TASK PROMPT >> Copy all lines below containing "JSON".

RECORDS SUPPLIED >>
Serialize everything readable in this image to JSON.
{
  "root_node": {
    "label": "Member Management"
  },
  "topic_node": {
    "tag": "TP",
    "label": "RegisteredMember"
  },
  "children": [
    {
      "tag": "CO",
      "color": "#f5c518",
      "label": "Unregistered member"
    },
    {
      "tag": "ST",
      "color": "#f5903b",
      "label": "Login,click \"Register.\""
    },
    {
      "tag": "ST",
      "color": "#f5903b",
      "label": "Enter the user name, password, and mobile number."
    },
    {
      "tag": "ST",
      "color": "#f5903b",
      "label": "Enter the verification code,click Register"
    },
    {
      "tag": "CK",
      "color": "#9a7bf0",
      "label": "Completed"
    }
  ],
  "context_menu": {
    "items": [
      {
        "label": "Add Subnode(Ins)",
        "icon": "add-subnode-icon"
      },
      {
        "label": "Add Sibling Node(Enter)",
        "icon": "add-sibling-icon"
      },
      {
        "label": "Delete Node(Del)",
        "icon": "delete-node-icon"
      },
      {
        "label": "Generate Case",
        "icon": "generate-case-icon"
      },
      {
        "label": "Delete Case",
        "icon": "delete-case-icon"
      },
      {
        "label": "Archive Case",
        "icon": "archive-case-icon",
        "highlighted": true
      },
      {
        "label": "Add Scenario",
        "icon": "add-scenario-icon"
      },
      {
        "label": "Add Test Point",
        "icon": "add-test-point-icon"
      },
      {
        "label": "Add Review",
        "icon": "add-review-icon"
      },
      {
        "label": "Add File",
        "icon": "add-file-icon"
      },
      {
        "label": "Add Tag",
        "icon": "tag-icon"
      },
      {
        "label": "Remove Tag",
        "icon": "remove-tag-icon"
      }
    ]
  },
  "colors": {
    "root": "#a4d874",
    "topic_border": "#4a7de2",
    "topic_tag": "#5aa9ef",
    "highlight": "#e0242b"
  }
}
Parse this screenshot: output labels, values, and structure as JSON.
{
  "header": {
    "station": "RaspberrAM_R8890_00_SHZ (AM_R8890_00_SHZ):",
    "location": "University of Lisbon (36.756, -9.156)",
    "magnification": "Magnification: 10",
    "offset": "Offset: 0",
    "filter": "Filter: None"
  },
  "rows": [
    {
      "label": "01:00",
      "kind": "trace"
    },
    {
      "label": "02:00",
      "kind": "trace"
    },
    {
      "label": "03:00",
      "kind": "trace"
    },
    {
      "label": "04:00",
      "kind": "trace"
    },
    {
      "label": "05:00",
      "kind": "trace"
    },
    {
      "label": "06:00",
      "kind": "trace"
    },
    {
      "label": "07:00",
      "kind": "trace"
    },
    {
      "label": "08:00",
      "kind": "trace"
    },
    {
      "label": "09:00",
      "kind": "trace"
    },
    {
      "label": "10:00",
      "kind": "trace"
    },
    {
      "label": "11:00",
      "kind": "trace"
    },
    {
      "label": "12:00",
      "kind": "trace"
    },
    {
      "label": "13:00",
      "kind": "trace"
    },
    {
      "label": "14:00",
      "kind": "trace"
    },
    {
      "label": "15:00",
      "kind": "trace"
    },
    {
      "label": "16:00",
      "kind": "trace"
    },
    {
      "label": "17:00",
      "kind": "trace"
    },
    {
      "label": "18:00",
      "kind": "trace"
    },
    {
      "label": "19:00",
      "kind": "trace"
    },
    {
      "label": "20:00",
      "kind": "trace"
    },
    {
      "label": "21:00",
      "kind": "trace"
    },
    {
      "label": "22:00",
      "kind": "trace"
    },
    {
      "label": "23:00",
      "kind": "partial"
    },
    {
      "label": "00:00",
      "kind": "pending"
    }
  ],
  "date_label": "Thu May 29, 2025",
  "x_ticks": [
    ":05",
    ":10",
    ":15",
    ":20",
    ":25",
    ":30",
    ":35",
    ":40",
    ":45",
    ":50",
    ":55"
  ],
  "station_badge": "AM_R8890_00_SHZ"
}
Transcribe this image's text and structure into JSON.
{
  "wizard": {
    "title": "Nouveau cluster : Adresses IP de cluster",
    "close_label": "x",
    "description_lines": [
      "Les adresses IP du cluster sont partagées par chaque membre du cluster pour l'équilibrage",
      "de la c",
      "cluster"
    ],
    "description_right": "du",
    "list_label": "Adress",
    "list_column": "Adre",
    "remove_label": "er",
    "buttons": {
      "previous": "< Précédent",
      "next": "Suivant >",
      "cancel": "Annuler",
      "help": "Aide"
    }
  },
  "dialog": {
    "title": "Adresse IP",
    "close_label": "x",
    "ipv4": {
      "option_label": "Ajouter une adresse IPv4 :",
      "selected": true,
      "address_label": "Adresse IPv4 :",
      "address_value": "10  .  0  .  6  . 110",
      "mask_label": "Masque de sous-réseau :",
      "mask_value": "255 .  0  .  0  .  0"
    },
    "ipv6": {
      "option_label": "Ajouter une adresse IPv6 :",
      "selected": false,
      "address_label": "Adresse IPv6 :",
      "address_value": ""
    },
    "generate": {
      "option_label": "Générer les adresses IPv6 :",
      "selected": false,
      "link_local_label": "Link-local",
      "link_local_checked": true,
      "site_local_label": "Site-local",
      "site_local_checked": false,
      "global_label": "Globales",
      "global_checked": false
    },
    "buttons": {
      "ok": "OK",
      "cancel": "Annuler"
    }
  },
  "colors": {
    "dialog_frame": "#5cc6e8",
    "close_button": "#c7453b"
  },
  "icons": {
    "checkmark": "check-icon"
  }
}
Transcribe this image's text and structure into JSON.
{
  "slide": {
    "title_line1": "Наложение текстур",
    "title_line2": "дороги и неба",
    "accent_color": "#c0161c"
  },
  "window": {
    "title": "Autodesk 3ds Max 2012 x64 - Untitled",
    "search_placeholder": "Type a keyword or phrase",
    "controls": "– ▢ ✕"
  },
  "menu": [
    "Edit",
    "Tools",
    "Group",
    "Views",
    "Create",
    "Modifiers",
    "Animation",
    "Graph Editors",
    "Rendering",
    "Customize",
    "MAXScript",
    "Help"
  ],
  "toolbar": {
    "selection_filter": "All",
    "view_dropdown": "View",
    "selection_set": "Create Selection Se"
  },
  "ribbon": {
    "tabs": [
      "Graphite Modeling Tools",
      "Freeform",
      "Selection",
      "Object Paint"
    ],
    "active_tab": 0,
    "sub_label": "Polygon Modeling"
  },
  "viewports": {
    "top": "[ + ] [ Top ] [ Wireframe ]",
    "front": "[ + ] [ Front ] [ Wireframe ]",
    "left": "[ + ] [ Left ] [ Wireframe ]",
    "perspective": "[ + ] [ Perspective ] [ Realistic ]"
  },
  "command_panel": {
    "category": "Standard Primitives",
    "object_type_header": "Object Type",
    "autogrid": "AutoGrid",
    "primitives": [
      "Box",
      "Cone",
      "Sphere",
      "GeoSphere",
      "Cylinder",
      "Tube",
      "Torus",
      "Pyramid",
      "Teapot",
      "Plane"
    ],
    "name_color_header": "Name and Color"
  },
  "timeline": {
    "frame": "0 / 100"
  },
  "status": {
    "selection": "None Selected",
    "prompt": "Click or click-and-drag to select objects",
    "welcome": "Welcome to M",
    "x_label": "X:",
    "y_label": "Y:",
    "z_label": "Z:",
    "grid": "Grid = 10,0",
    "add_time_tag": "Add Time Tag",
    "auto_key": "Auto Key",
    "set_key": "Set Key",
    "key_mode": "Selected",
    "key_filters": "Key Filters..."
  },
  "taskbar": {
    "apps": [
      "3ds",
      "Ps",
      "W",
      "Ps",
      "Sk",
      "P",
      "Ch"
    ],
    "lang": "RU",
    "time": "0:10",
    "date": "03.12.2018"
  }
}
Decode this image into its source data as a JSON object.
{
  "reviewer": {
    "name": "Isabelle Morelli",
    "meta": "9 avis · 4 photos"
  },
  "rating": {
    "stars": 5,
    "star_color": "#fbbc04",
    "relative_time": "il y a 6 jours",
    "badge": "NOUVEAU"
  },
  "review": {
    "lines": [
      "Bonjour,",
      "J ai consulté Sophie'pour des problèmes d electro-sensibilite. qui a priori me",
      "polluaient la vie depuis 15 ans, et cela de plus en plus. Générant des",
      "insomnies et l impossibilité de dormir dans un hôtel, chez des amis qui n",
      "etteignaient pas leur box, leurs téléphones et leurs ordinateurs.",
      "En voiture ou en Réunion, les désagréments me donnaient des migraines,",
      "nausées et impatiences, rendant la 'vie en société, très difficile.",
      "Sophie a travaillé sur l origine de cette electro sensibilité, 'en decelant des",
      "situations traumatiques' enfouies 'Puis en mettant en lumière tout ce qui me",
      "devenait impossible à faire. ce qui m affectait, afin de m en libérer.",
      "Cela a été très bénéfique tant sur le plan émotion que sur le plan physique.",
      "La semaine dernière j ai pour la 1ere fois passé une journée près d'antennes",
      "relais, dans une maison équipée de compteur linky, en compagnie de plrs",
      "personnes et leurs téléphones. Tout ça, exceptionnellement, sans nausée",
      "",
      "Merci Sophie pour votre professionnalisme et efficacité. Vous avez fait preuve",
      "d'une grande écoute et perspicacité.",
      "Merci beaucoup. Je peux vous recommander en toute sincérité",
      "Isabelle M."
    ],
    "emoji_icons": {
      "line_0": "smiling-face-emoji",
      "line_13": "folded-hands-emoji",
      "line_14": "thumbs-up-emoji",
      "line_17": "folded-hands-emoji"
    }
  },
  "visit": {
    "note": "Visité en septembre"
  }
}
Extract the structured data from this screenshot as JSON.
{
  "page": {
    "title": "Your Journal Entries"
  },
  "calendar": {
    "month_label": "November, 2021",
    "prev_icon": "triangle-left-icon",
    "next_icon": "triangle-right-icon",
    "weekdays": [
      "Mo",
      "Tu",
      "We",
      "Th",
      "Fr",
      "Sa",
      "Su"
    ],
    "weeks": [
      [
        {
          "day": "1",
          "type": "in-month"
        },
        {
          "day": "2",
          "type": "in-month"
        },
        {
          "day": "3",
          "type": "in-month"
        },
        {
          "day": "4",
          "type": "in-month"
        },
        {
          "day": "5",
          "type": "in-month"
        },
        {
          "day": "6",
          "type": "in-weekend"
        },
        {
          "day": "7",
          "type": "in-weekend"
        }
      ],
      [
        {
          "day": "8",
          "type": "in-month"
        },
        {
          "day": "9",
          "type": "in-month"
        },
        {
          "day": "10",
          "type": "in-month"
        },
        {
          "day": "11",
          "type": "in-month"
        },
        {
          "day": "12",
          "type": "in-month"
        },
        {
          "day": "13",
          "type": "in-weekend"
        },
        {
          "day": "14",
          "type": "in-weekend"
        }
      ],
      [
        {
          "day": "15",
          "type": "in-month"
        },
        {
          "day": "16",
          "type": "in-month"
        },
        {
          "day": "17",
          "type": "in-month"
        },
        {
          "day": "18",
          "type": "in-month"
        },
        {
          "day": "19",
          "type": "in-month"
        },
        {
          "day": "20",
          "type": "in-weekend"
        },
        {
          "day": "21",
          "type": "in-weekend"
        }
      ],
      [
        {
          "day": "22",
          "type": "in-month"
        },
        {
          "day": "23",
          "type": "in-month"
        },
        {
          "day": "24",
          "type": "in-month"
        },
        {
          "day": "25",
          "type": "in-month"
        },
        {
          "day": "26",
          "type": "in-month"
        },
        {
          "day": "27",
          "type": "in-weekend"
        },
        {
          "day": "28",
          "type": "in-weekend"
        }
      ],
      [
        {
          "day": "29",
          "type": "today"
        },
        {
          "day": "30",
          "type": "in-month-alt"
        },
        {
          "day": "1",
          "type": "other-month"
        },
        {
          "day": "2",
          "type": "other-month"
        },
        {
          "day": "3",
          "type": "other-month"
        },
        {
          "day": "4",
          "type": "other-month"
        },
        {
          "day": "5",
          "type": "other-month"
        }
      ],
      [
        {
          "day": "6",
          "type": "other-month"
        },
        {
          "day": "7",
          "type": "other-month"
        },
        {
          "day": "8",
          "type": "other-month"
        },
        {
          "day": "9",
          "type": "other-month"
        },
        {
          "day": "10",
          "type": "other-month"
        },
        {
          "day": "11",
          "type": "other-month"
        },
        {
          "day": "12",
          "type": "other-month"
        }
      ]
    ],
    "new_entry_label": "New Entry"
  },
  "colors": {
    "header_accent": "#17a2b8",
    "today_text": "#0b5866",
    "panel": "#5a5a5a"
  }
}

SOLUTION TO THE EXERCISE >>
Serialize everything readable in this image to JSON.
Parse this screenshot: output labels, values, and structure as JSON.
Transcribe this image's text and structure into JSON.
Transcribe this image's text and structure into JSON.
Decode this image into its source data as a JSON object.
Extract the structured data from this screenshot as JSON.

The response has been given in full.